WHAT THE TASK REQUIRES: Please retype the records unchanged, from the first line up to and including the line with "review-began <box>82 128 222 137</box>".

%%

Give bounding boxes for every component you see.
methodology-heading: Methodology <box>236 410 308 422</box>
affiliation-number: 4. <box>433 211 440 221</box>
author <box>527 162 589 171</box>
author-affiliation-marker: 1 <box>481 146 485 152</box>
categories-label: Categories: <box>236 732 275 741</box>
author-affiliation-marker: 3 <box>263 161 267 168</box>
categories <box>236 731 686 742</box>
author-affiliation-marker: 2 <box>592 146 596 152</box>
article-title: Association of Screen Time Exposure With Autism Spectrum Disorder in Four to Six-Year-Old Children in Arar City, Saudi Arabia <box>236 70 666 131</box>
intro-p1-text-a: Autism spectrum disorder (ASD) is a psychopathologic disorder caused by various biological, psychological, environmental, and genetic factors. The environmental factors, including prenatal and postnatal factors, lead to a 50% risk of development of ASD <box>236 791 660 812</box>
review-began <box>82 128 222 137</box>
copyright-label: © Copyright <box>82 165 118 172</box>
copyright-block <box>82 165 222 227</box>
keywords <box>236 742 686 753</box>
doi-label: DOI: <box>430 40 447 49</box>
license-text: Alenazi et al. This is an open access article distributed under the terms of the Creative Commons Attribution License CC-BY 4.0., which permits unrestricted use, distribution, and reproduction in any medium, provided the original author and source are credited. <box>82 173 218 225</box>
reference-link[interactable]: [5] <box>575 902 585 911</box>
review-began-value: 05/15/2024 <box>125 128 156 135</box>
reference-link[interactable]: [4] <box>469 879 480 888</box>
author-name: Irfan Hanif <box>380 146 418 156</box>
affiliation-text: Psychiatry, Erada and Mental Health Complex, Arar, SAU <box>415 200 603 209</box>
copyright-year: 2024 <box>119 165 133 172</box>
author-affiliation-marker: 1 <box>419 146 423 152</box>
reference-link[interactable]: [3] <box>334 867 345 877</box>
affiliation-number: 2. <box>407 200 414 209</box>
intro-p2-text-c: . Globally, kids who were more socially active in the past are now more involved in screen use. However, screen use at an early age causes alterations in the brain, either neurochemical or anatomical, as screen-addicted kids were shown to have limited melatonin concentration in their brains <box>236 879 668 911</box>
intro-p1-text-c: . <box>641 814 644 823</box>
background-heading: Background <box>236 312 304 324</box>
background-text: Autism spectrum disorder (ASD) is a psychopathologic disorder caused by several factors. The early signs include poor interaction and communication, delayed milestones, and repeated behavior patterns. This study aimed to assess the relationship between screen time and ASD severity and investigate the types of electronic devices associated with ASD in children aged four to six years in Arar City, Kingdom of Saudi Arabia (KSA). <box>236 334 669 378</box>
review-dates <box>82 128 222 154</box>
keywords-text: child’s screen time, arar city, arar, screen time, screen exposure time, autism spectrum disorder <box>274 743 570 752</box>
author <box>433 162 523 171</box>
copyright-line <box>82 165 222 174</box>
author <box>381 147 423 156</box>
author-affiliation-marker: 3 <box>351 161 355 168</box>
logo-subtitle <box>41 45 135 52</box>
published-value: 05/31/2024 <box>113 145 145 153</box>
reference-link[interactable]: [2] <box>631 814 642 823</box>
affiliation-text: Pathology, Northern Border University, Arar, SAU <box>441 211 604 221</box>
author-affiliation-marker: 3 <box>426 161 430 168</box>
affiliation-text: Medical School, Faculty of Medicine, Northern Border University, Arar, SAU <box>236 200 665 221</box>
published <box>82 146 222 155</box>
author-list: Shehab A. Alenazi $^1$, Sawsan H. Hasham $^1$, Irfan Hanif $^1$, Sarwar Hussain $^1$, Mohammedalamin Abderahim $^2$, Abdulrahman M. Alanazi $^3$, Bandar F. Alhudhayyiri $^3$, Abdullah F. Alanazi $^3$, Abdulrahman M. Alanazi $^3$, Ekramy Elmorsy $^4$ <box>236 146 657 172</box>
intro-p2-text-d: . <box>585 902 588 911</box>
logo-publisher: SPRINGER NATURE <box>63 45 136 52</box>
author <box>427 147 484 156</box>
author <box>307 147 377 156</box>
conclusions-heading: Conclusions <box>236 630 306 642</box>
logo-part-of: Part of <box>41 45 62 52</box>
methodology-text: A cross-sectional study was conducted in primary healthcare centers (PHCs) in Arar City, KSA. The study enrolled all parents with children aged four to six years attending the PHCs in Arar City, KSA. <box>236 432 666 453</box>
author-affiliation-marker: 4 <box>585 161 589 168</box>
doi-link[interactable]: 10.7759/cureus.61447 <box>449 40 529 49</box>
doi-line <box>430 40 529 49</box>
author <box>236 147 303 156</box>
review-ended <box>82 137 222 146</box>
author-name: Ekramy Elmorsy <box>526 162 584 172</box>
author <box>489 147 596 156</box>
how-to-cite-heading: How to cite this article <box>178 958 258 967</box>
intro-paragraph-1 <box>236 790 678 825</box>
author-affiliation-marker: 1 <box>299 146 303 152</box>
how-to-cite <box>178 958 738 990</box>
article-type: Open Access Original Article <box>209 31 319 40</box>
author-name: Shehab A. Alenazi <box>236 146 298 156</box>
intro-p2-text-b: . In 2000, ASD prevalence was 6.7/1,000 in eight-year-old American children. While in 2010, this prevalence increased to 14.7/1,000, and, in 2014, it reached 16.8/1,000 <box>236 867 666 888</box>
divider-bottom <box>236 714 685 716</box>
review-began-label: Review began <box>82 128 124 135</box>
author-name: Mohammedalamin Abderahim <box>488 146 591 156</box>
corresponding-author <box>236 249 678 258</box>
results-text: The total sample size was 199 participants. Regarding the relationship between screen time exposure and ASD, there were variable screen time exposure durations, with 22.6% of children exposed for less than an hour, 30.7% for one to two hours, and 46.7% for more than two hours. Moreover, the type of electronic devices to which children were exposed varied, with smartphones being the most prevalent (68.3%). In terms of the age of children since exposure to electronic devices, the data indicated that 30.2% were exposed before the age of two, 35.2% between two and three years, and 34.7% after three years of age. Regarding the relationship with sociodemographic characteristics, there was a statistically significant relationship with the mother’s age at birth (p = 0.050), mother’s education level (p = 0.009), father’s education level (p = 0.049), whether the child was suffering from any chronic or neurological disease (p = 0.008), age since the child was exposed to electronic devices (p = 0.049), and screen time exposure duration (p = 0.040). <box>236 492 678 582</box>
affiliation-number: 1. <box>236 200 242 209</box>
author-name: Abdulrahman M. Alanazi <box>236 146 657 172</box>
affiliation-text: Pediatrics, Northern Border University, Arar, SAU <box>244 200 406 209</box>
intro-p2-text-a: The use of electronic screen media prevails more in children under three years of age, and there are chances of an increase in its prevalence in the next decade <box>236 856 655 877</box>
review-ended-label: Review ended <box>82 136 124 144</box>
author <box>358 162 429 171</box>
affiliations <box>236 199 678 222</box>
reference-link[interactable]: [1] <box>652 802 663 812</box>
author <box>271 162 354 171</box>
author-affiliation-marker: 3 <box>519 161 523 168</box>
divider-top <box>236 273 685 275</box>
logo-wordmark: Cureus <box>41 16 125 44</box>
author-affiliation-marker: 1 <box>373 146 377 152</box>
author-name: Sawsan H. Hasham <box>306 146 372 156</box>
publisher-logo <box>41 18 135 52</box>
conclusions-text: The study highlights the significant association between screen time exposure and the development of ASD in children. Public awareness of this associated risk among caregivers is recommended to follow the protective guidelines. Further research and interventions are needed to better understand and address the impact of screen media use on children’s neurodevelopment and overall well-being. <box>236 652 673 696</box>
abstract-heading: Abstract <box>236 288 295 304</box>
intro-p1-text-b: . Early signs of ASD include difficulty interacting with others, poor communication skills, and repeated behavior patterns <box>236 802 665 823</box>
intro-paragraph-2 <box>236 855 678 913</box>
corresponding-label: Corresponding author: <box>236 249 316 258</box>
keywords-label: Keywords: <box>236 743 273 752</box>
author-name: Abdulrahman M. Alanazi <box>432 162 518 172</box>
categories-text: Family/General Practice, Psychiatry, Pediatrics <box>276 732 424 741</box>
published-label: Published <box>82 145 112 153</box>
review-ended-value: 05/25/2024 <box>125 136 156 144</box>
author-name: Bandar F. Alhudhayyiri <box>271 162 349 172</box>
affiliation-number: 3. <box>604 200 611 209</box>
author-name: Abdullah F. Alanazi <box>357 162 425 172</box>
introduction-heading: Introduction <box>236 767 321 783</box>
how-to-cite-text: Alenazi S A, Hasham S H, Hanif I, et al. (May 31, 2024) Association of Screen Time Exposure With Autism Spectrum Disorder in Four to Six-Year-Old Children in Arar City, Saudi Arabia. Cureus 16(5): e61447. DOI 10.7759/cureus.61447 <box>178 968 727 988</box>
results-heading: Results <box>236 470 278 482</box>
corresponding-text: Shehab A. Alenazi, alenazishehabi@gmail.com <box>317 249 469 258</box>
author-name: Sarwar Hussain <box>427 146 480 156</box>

%%

SOLUTION TO THE PROBLEM:
Give bounding boxes for every component you see.
methodology-heading: Methodology <box>236 410 308 422</box>
affiliation-number: 4. <box>433 211 440 221</box>
author <box>527 162 589 171</box>
author-affiliation-marker: 1 <box>481 146 485 152</box>
categories-label: Categories: <box>236 732 275 741</box>
author-affiliation-marker: 3 <box>263 161 267 168</box>
categories <box>236 731 686 742</box>
author-affiliation-marker: 2 <box>592 146 596 152</box>
article-title: Association of Screen Time Exposure With Autism Spectrum Disorder in Four to Six-Year-Old Children in Arar City, Saudi Arabia <box>236 70 666 131</box>
intro-p1-text-a: Autism spectrum disorder (ASD) is a psychopathologic disorder caused by various biological, psychological, environmental, and genetic factors. The environmental factors, including prenatal and postnatal factors, lead to a 50% risk of development of ASD <box>236 791 660 812</box>
review-began <box>82 128 222 137</box>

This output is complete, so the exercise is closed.